Extracted records
· · ·

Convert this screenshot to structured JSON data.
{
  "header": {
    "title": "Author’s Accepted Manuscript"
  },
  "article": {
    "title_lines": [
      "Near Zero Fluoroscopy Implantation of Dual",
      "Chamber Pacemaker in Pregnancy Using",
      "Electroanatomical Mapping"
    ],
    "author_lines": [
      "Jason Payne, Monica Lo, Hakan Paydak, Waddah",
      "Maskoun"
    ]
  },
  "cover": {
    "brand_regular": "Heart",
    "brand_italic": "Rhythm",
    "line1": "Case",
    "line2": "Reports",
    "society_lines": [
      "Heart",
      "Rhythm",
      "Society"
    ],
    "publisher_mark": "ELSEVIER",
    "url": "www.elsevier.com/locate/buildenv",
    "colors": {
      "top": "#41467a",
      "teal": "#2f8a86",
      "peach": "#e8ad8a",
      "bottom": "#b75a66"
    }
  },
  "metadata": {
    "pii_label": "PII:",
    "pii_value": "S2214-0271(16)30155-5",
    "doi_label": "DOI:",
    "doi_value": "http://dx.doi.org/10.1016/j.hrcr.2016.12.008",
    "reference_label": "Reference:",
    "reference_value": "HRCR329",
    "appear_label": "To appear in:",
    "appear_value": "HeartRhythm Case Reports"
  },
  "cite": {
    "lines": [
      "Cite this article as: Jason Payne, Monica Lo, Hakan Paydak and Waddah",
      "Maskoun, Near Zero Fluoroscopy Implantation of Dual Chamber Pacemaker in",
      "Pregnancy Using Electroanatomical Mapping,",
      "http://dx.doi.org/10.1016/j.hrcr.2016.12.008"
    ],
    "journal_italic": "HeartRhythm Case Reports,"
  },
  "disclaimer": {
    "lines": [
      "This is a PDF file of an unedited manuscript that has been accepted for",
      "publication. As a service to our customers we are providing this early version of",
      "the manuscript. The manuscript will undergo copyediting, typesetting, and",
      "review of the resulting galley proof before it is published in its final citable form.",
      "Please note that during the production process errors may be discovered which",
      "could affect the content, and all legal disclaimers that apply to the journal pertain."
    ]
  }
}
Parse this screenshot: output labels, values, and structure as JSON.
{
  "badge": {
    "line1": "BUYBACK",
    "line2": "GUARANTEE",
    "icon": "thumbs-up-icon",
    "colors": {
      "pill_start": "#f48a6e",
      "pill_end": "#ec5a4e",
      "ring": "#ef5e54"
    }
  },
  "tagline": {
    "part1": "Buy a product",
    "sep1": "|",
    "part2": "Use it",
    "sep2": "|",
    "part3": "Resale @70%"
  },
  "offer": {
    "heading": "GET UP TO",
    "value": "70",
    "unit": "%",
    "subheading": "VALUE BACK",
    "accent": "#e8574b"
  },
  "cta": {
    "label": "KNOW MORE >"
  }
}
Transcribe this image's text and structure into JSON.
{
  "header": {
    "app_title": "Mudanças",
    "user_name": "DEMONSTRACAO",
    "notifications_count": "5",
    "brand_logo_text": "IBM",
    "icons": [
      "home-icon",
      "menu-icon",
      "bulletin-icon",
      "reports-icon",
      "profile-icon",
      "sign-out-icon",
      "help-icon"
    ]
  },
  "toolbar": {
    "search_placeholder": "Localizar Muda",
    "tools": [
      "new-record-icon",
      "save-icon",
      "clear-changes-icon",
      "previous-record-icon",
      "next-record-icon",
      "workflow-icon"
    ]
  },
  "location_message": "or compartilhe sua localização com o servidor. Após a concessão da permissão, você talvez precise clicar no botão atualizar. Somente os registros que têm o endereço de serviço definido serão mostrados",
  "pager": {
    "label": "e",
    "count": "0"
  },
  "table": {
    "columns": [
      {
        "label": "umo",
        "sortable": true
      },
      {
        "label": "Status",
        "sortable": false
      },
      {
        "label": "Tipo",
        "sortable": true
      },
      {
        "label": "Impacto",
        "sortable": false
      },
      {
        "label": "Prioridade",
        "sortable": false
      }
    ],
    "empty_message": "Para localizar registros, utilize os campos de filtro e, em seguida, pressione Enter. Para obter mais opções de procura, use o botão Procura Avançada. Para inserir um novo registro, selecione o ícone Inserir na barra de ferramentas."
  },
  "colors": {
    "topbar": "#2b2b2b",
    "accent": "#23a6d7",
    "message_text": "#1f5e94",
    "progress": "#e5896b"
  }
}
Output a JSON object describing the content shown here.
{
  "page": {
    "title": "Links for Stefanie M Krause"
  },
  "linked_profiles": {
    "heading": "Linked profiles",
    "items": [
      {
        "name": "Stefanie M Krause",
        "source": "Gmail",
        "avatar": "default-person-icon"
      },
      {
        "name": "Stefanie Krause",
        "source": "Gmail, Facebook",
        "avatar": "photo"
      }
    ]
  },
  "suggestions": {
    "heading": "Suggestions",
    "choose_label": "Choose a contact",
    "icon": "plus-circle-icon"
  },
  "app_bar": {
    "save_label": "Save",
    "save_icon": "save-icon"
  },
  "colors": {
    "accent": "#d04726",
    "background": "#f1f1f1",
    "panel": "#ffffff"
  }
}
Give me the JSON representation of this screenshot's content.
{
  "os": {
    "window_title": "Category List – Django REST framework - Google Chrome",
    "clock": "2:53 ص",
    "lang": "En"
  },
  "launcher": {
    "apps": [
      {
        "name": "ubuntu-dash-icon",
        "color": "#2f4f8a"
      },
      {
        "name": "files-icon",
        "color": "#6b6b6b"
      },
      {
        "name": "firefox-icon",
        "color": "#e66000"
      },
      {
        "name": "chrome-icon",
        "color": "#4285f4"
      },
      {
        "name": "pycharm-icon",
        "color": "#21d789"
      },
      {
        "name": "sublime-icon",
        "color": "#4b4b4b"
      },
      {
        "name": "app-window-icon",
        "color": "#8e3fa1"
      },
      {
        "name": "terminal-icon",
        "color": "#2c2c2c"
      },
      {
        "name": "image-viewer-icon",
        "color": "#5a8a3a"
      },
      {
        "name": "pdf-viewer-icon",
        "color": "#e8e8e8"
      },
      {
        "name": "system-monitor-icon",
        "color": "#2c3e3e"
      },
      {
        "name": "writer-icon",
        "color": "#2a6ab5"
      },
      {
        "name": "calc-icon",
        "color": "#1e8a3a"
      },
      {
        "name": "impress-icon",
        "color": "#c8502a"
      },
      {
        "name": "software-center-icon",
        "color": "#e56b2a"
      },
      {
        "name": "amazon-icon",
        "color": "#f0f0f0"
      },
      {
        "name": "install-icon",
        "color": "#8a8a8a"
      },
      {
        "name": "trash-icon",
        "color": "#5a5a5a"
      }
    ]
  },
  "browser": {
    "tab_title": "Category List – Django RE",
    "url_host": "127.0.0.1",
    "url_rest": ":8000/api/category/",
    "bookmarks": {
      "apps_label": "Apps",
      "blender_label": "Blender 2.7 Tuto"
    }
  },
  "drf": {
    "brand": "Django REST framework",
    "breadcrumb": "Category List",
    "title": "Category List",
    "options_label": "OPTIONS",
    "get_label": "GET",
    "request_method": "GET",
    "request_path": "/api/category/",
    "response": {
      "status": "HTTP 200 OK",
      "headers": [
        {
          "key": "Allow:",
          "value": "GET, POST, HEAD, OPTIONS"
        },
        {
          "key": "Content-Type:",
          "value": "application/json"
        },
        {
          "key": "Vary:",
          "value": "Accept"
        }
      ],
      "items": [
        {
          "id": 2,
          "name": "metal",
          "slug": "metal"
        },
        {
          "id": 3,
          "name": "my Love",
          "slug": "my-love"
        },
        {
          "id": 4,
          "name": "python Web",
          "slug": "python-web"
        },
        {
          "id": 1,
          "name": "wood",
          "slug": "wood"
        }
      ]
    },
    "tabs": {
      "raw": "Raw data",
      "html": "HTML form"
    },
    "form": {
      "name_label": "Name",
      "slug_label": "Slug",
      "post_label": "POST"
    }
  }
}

· · ·

§ **STATED EXERCISE**
Filter out every line that lacks the word "Pacemaker", and copy the rest.

§ **ANSWER**
      "Chamber Pacemaker in Pregnancy Using",
      "Maskoun, Near Zero Fluoroscopy Implantation of Dual Chamber Pacemaker in",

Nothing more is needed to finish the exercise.